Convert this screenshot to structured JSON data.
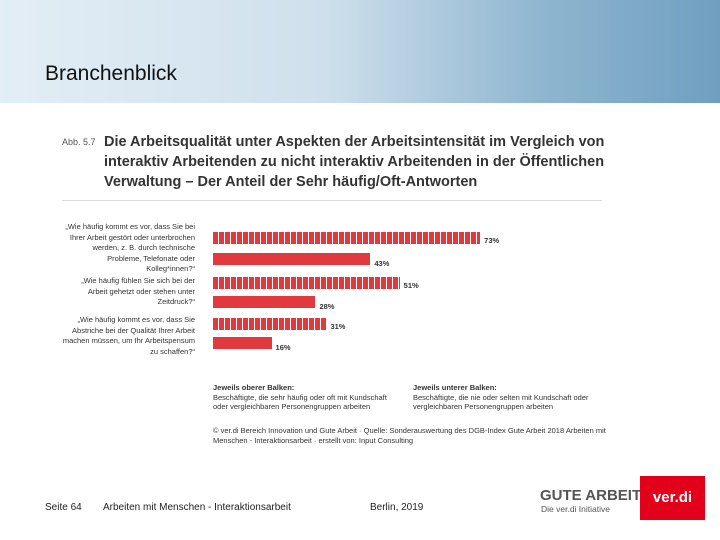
{
  "slide": {
    "title": "Branchenblick",
    "page": "Seite 64",
    "topic": "Arbeiten mit Menschen - Interaktionsarbeit",
    "date": "Berlin, 2019",
    "logo_title": "GUTE ARBEIT",
    "logo_subtitle": "Die ver.di Initiative",
    "verdi": "ver.di"
  },
  "chart_data": {
    "type": "bar",
    "orientation": "horizontal",
    "figure_label": "Abb. 5.7",
    "title": "Die Arbeitsqualität unter Aspekten der Arbeitsintensität im Vergleich von interaktiv Arbeitenden zu nicht interaktiv Arbeitenden in der Öffentlichen Verwaltung – Der Anteil der Sehr häufig/Oft-Antworten",
    "categories": [
      "„Wie häufig kommt es vor, dass Sie bei Ihrer Arbeit gestört oder unterbrochen werden, z. B. durch technische Probleme, Telefonate oder Kolleg*innen?“",
      "„Wie häufig fühlen Sie sich bei der Arbeit gehetzt oder stehen unter Zeitdruck?“",
      "„Wie häufig kommt es vor, dass Sie Abstriche bei der Qualität Ihrer Arbeit machen müssen, um Ihr Arbeitspensum zu schaffen?“"
    ],
    "series": [
      {
        "name": "Jeweils oberer Balken:",
        "description": "Beschäftigte, die sehr häufig oder oft mit Kundschaft oder vergleichbaren Personengruppen arbeiten",
        "color": "#e03a3e",
        "pattern": "striped",
        "values": [
          73,
          51,
          31
        ],
        "value_labels": [
          "73%",
          "51%",
          "31%"
        ]
      },
      {
        "name": "Jeweils unterer Balken:",
        "description": "Beschäftigte, die nie oder selten mit Kundschaft oder vergleichbaren Personengruppen arbeiten",
        "color": "#e03a3e",
        "pattern": "solid",
        "values": [
          43,
          28,
          16
        ],
        "value_labels": [
          "43%",
          "28%",
          "16%"
        ]
      }
    ],
    "source": "© ver.di Bereich Innovation und Gute Arbeit · Quelle: Sonderauswertung des DGB-Index Gute Arbeit 2018 Arbeiten mit Menschen - Interaktionsarbeit · erstellt von: Input Consulting"
  }
}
+++
Extract the text of all the records above verbatim, excluding pictures.

OUTPUT OF THE TASK ->
Convert this screenshot to structured JSON data.
{
  "slide": {
    "title": "Branchenblick",
    "page": "Seite 64",
    "topic": "Arbeiten mit Menschen - Interaktionsarbeit",
    "date": "Berlin, 2019",
    "logo_title": "GUTE ARBEIT",
    "logo_subtitle": "Die ver.di Initiative",
    "verdi": "ver.di"
  },
  "chart_data": {
    "type": "bar",
    "orientation": "horizontal",
    "figure_label": "Abb. 5.7",
    "title": "Die Arbeitsqualität unter Aspekten der Arbeitsintensität im Vergleich von interaktiv Arbeitenden zu nicht interaktiv Arbeitenden in der Öffentlichen Verwaltung – Der Anteil der Sehr häufig/Oft-Antworten",
    "categories": [
      "„Wie häufig kommt es vor, dass Sie bei Ihrer Arbeit gestört oder unterbrochen werden, z. B. durch technische Probleme, Telefonate oder Kolleg*innen?“",
      "„Wie häufig fühlen Sie sich bei der Arbeit gehetzt oder stehen unter Zeitdruck?“",
      "„Wie häufig kommt es vor, dass Sie Abstriche bei der Qualität Ihrer Arbeit machen müssen, um Ihr Arbeitspensum zu schaffen?“"
    ],
    "series": [
      {
        "name": "Jeweils oberer Balken:",
        "description": "Beschäftigte, die sehr häufig oder oft mit Kundschaft oder vergleichbaren Personengruppen arbeiten",
        "color": "#e03a3e",
        "pattern": "striped",
        "values": [
          73,
          51,
          31
        ],
        "value_labels": [
          "73%",
          "51%",
          "31%"
        ]
      },
      {
        "name": "Jeweils unterer Balken:",
        "description": "Beschäftigte, die nie oder selten mit Kundschaft oder vergleichbaren Personengruppen arbeiten",
        "color": "#e03a3e",
        "pattern": "solid",
        "values": [
          43,
          28,
          16
        ],
        "value_labels": [
          "43%",
          "28%",
          "16%"
        ]
      }
    ],
    "source": "© ver.di Bereich Innovation und Gute Arbeit · Quelle: Sonderauswertung des DGB-Index Gute Arbeit 2018 Arbeiten mit Menschen - Interaktionsarbeit · erstellt von: Input Consulting"
  }
}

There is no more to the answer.